Leave out the pictures and transcribe everything else exactly.

## Given entries
------------------------------------------------

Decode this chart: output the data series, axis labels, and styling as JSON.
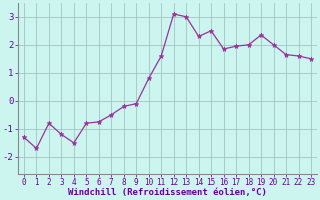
{
  "x": [
    0,
    1,
    2,
    3,
    4,
    5,
    6,
    7,
    8,
    9,
    10,
    11,
    12,
    13,
    14,
    15,
    16,
    17,
    18,
    19,
    20,
    21,
    22,
    23
  ],
  "y": [
    -1.3,
    -1.7,
    -0.8,
    -1.2,
    -1.5,
    -0.8,
    -0.75,
    -0.5,
    -0.2,
    -0.1,
    0.8,
    1.6,
    3.1,
    3.0,
    2.3,
    2.5,
    1.85,
    1.95,
    2.0,
    2.35,
    2.0,
    1.65,
    1.6,
    1.5
  ],
  "line_color": "#993399",
  "marker": "*",
  "marker_size": 3.5,
  "bg_color": "#ccf5ef",
  "grid_color": "#99bbbb",
  "xlabel": "Windchill (Refroidissement éolien,°C)",
  "xlabel_color": "#660099",
  "xlabel_fontsize": 6.5,
  "tick_color": "#660099",
  "tick_fontsize": 5.5,
  "ytick_fontsize": 6.5,
  "ylim": [
    -2.6,
    3.5
  ],
  "xlim": [
    -0.5,
    23.5
  ],
  "yticks": [
    -2,
    -1,
    0,
    1,
    2,
    3
  ],
  "spine_color": "#888888",
  "linewidth": 0.9
}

------------------------------------------------

## Result of this exercise
Decode this chart: output the data series, axis labels, and styling as JSON.
{
  "x": [
    0,
    1,
    2,
    3,
    4,
    5,
    6,
    7,
    8,
    9,
    10,
    11,
    12,
    13,
    14,
    15,
    16,
    17,
    18,
    19,
    20,
    21,
    22,
    23
  ],
  "y": [
    -1.3,
    -1.7,
    -0.8,
    -1.2,
    -1.5,
    -0.8,
    -0.75,
    -0.5,
    -0.2,
    -0.1,
    0.8,
    1.6,
    3.1,
    3.0,
    2.3,
    2.5,
    1.85,
    1.95,
    2.0,
    2.35,
    2.0,
    1.65,
    1.6,
    1.5
  ],
  "line_color": "#993399",
  "marker": "*",
  "marker_size": 3.5,
  "bg_color": "#ccf5ef",
  "grid_color": "#99bbbb",
  "xlabel": "Windchill (Refroidissement éolien,°C)",
  "xlabel_color": "#660099",
  "xlabel_fontsize": 6.5,
  "tick_color": "#660099",
  "tick_fontsize": 5.5,
  "ytick_fontsize": 6.5,
  "ylim": [
    -2.6,
    3.5
  ],
  "xlim": [
    -0.5,
    23.5
  ],
  "yticks": [
    -2,
    -1,
    0,
    1,
    2,
    3
  ],
  "spine_color": "#888888",
  "linewidth": 0.9
}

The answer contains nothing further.